What you have to do:
Write out all records as given; omit images.

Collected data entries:
#####
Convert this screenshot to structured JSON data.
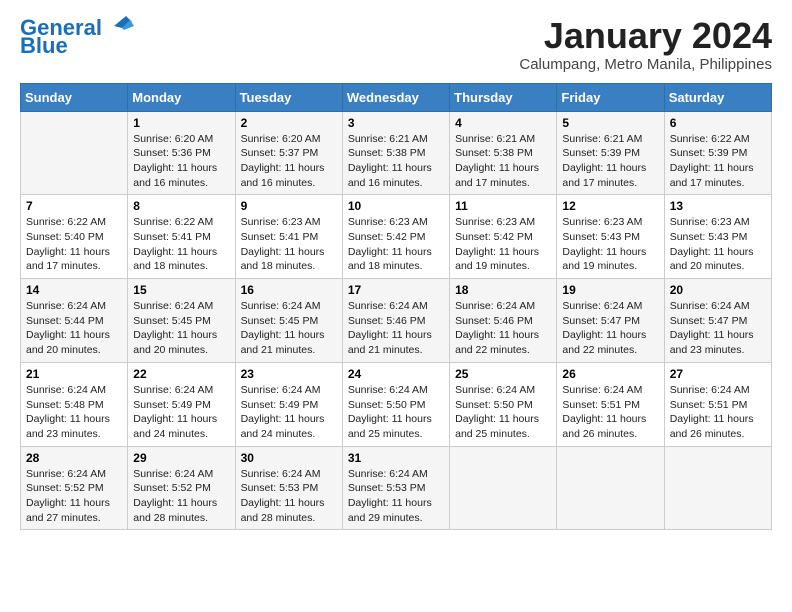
{
  "header": {
    "logo_general": "General",
    "logo_blue": "Blue",
    "month_title": "January 2024",
    "subtitle": "Calumpang, Metro Manila, Philippines"
  },
  "days_of_week": [
    "Sunday",
    "Monday",
    "Tuesday",
    "Wednesday",
    "Thursday",
    "Friday",
    "Saturday"
  ],
  "weeks": [
    [
      {
        "day": "",
        "sunrise": "",
        "sunset": "",
        "daylight": ""
      },
      {
        "day": "1",
        "sunrise": "Sunrise: 6:20 AM",
        "sunset": "Sunset: 5:36 PM",
        "daylight": "Daylight: 11 hours and 16 minutes."
      },
      {
        "day": "2",
        "sunrise": "Sunrise: 6:20 AM",
        "sunset": "Sunset: 5:37 PM",
        "daylight": "Daylight: 11 hours and 16 minutes."
      },
      {
        "day": "3",
        "sunrise": "Sunrise: 6:21 AM",
        "sunset": "Sunset: 5:38 PM",
        "daylight": "Daylight: 11 hours and 16 minutes."
      },
      {
        "day": "4",
        "sunrise": "Sunrise: 6:21 AM",
        "sunset": "Sunset: 5:38 PM",
        "daylight": "Daylight: 11 hours and 17 minutes."
      },
      {
        "day": "5",
        "sunrise": "Sunrise: 6:21 AM",
        "sunset": "Sunset: 5:39 PM",
        "daylight": "Daylight: 11 hours and 17 minutes."
      },
      {
        "day": "6",
        "sunrise": "Sunrise: 6:22 AM",
        "sunset": "Sunset: 5:39 PM",
        "daylight": "Daylight: 11 hours and 17 minutes."
      }
    ],
    [
      {
        "day": "7",
        "sunrise": "Sunrise: 6:22 AM",
        "sunset": "Sunset: 5:40 PM",
        "daylight": "Daylight: 11 hours and 17 minutes."
      },
      {
        "day": "8",
        "sunrise": "Sunrise: 6:22 AM",
        "sunset": "Sunset: 5:41 PM",
        "daylight": "Daylight: 11 hours and 18 minutes."
      },
      {
        "day": "9",
        "sunrise": "Sunrise: 6:23 AM",
        "sunset": "Sunset: 5:41 PM",
        "daylight": "Daylight: 11 hours and 18 minutes."
      },
      {
        "day": "10",
        "sunrise": "Sunrise: 6:23 AM",
        "sunset": "Sunset: 5:42 PM",
        "daylight": "Daylight: 11 hours and 18 minutes."
      },
      {
        "day": "11",
        "sunrise": "Sunrise: 6:23 AM",
        "sunset": "Sunset: 5:42 PM",
        "daylight": "Daylight: 11 hours and 19 minutes."
      },
      {
        "day": "12",
        "sunrise": "Sunrise: 6:23 AM",
        "sunset": "Sunset: 5:43 PM",
        "daylight": "Daylight: 11 hours and 19 minutes."
      },
      {
        "day": "13",
        "sunrise": "Sunrise: 6:23 AM",
        "sunset": "Sunset: 5:43 PM",
        "daylight": "Daylight: 11 hours and 20 minutes."
      }
    ],
    [
      {
        "day": "14",
        "sunrise": "Sunrise: 6:24 AM",
        "sunset": "Sunset: 5:44 PM",
        "daylight": "Daylight: 11 hours and 20 minutes."
      },
      {
        "day": "15",
        "sunrise": "Sunrise: 6:24 AM",
        "sunset": "Sunset: 5:45 PM",
        "daylight": "Daylight: 11 hours and 20 minutes."
      },
      {
        "day": "16",
        "sunrise": "Sunrise: 6:24 AM",
        "sunset": "Sunset: 5:45 PM",
        "daylight": "Daylight: 11 hours and 21 minutes."
      },
      {
        "day": "17",
        "sunrise": "Sunrise: 6:24 AM",
        "sunset": "Sunset: 5:46 PM",
        "daylight": "Daylight: 11 hours and 21 minutes."
      },
      {
        "day": "18",
        "sunrise": "Sunrise: 6:24 AM",
        "sunset": "Sunset: 5:46 PM",
        "daylight": "Daylight: 11 hours and 22 minutes."
      },
      {
        "day": "19",
        "sunrise": "Sunrise: 6:24 AM",
        "sunset": "Sunset: 5:47 PM",
        "daylight": "Daylight: 11 hours and 22 minutes."
      },
      {
        "day": "20",
        "sunrise": "Sunrise: 6:24 AM",
        "sunset": "Sunset: 5:47 PM",
        "daylight": "Daylight: 11 hours and 23 minutes."
      }
    ],
    [
      {
        "day": "21",
        "sunrise": "Sunrise: 6:24 AM",
        "sunset": "Sunset: 5:48 PM",
        "daylight": "Daylight: 11 hours and 23 minutes."
      },
      {
        "day": "22",
        "sunrise": "Sunrise: 6:24 AM",
        "sunset": "Sunset: 5:49 PM",
        "daylight": "Daylight: 11 hours and 24 minutes."
      },
      {
        "day": "23",
        "sunrise": "Sunrise: 6:24 AM",
        "sunset": "Sunset: 5:49 PM",
        "daylight": "Daylight: 11 hours and 24 minutes."
      },
      {
        "day": "24",
        "sunrise": "Sunrise: 6:24 AM",
        "sunset": "Sunset: 5:50 PM",
        "daylight": "Daylight: 11 hours and 25 minutes."
      },
      {
        "day": "25",
        "sunrise": "Sunrise: 6:24 AM",
        "sunset": "Sunset: 5:50 PM",
        "daylight": "Daylight: 11 hours and 25 minutes."
      },
      {
        "day": "26",
        "sunrise": "Sunrise: 6:24 AM",
        "sunset": "Sunset: 5:51 PM",
        "daylight": "Daylight: 11 hours and 26 minutes."
      },
      {
        "day": "27",
        "sunrise": "Sunrise: 6:24 AM",
        "sunset": "Sunset: 5:51 PM",
        "daylight": "Daylight: 11 hours and 26 minutes."
      }
    ],
    [
      {
        "day": "28",
        "sunrise": "Sunrise: 6:24 AM",
        "sunset": "Sunset: 5:52 PM",
        "daylight": "Daylight: 11 hours and 27 minutes."
      },
      {
        "day": "29",
        "sunrise": "Sunrise: 6:24 AM",
        "sunset": "Sunset: 5:52 PM",
        "daylight": "Daylight: 11 hours and 28 minutes."
      },
      {
        "day": "30",
        "sunrise": "Sunrise: 6:24 AM",
        "sunset": "Sunset: 5:53 PM",
        "daylight": "Daylight: 11 hours and 28 minutes."
      },
      {
        "day": "31",
        "sunrise": "Sunrise: 6:24 AM",
        "sunset": "Sunset: 5:53 PM",
        "daylight": "Daylight: 11 hours and 29 minutes."
      },
      {
        "day": "",
        "sunrise": "",
        "sunset": "",
        "daylight": ""
      },
      {
        "day": "",
        "sunrise": "",
        "sunset": "",
        "daylight": ""
      },
      {
        "day": "",
        "sunrise": "",
        "sunset": "",
        "daylight": ""
      }
    ]
  ]
}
#####
Task answer:
Convert this screenshot to structured JSON data.
{
  "header": {
    "logo_general": "General",
    "logo_blue": "Blue",
    "month_title": "January 2024",
    "subtitle": "Calumpang, Metro Manila, Philippines"
  },
  "days_of_week": [
    "Sunday",
    "Monday",
    "Tuesday",
    "Wednesday",
    "Thursday",
    "Friday",
    "Saturday"
  ],
  "weeks": [
    [
      {
        "day": "",
        "sunrise": "",
        "sunset": "",
        "daylight": ""
      },
      {
        "day": "1",
        "sunrise": "Sunrise: 6:20 AM",
        "sunset": "Sunset: 5:36 PM",
        "daylight": "Daylight: 11 hours and 16 minutes."
      },
      {
        "day": "2",
        "sunrise": "Sunrise: 6:20 AM",
        "sunset": "Sunset: 5:37 PM",
        "daylight": "Daylight: 11 hours and 16 minutes."
      },
      {
        "day": "3",
        "sunrise": "Sunrise: 6:21 AM",
        "sunset": "Sunset: 5:38 PM",
        "daylight": "Daylight: 11 hours and 16 minutes."
      },
      {
        "day": "4",
        "sunrise": "Sunrise: 6:21 AM",
        "sunset": "Sunset: 5:38 PM",
        "daylight": "Daylight: 11 hours and 17 minutes."
      },
      {
        "day": "5",
        "sunrise": "Sunrise: 6:21 AM",
        "sunset": "Sunset: 5:39 PM",
        "daylight": "Daylight: 11 hours and 17 minutes."
      },
      {
        "day": "6",
        "sunrise": "Sunrise: 6:22 AM",
        "sunset": "Sunset: 5:39 PM",
        "daylight": "Daylight: 11 hours and 17 minutes."
      }
    ],
    [
      {
        "day": "7",
        "sunrise": "Sunrise: 6:22 AM",
        "sunset": "Sunset: 5:40 PM",
        "daylight": "Daylight: 11 hours and 17 minutes."
      },
      {
        "day": "8",
        "sunrise": "Sunrise: 6:22 AM",
        "sunset": "Sunset: 5:41 PM",
        "daylight": "Daylight: 11 hours and 18 minutes."
      },
      {
        "day": "9",
        "sunrise": "Sunrise: 6:23 AM",
        "sunset": "Sunset: 5:41 PM",
        "daylight": "Daylight: 11 hours and 18 minutes."
      },
      {
        "day": "10",
        "sunrise": "Sunrise: 6:23 AM",
        "sunset": "Sunset: 5:42 PM",
        "daylight": "Daylight: 11 hours and 18 minutes."
      },
      {
        "day": "11",
        "sunrise": "Sunrise: 6:23 AM",
        "sunset": "Sunset: 5:42 PM",
        "daylight": "Daylight: 11 hours and 19 minutes."
      },
      {
        "day": "12",
        "sunrise": "Sunrise: 6:23 AM",
        "sunset": "Sunset: 5:43 PM",
        "daylight": "Daylight: 11 hours and 19 minutes."
      },
      {
        "day": "13",
        "sunrise": "Sunrise: 6:23 AM",
        "sunset": "Sunset: 5:43 PM",
        "daylight": "Daylight: 11 hours and 20 minutes."
      }
    ],
    [
      {
        "day": "14",
        "sunrise": "Sunrise: 6:24 AM",
        "sunset": "Sunset: 5:44 PM",
        "daylight": "Daylight: 11 hours and 20 minutes."
      },
      {
        "day": "15",
        "sunrise": "Sunrise: 6:24 AM",
        "sunset": "Sunset: 5:45 PM",
        "daylight": "Daylight: 11 hours and 20 minutes."
      },
      {
        "day": "16",
        "sunrise": "Sunrise: 6:24 AM",
        "sunset": "Sunset: 5:45 PM",
        "daylight": "Daylight: 11 hours and 21 minutes."
      },
      {
        "day": "17",
        "sunrise": "Sunrise: 6:24 AM",
        "sunset": "Sunset: 5:46 PM",
        "daylight": "Daylight: 11 hours and 21 minutes."
      },
      {
        "day": "18",
        "sunrise": "Sunrise: 6:24 AM",
        "sunset": "Sunset: 5:46 PM",
        "daylight": "Daylight: 11 hours and 22 minutes."
      },
      {
        "day": "19",
        "sunrise": "Sunrise: 6:24 AM",
        "sunset": "Sunset: 5:47 PM",
        "daylight": "Daylight: 11 hours and 22 minutes."
      },
      {
        "day": "20",
        "sunrise": "Sunrise: 6:24 AM",
        "sunset": "Sunset: 5:47 PM",
        "daylight": "Daylight: 11 hours and 23 minutes."
      }
    ],
    [
      {
        "day": "21",
        "sunrise": "Sunrise: 6:24 AM",
        "sunset": "Sunset: 5:48 PM",
        "daylight": "Daylight: 11 hours and 23 minutes."
      },
      {
        "day": "22",
        "sunrise": "Sunrise: 6:24 AM",
        "sunset": "Sunset: 5:49 PM",
        "daylight": "Daylight: 11 hours and 24 minutes."
      },
      {
        "day": "23",
        "sunrise": "Sunrise: 6:24 AM",
        "sunset": "Sunset: 5:49 PM",
        "daylight": "Daylight: 11 hours and 24 minutes."
      },
      {
        "day": "24",
        "sunrise": "Sunrise: 6:24 AM",
        "sunset": "Sunset: 5:50 PM",
        "daylight": "Daylight: 11 hours and 25 minutes."
      },
      {
        "day": "25",
        "sunrise": "Sunrise: 6:24 AM",
        "sunset": "Sunset: 5:50 PM",
        "daylight": "Daylight: 11 hours and 25 minutes."
      },
      {
        "day": "26",
        "sunrise": "Sunrise: 6:24 AM",
        "sunset": "Sunset: 5:51 PM",
        "daylight": "Daylight: 11 hours and 26 minutes."
      },
      {
        "day": "27",
        "sunrise": "Sunrise: 6:24 AM",
        "sunset": "Sunset: 5:51 PM",
        "daylight": "Daylight: 11 hours and 26 minutes."
      }
    ],
    [
      {
        "day": "28",
        "sunrise": "Sunrise: 6:24 AM",
        "sunset": "Sunset: 5:52 PM",
        "daylight": "Daylight: 11 hours and 27 minutes."
      },
      {
        "day": "29",
        "sunrise": "Sunrise: 6:24 AM",
        "sunset": "Sunset: 5:52 PM",
        "daylight": "Daylight: 11 hours and 28 minutes."
      },
      {
        "day": "30",
        "sunrise": "Sunrise: 6:24 AM",
        "sunset": "Sunset: 5:53 PM",
        "daylight": "Daylight: 11 hours and 28 minutes."
      },
      {
        "day": "31",
        "sunrise": "Sunrise: 6:24 AM",
        "sunset": "Sunset: 5:53 PM",
        "daylight": "Daylight: 11 hours and 29 minutes."
      },
      {
        "day": "",
        "sunrise": "",
        "sunset": "",
        "daylight": ""
      },
      {
        "day": "",
        "sunrise": "",
        "sunset": "",
        "daylight": ""
      },
      {
        "day": "",
        "sunrise": "",
        "sunset": "",
        "daylight": ""
      }
    ]
  ]
}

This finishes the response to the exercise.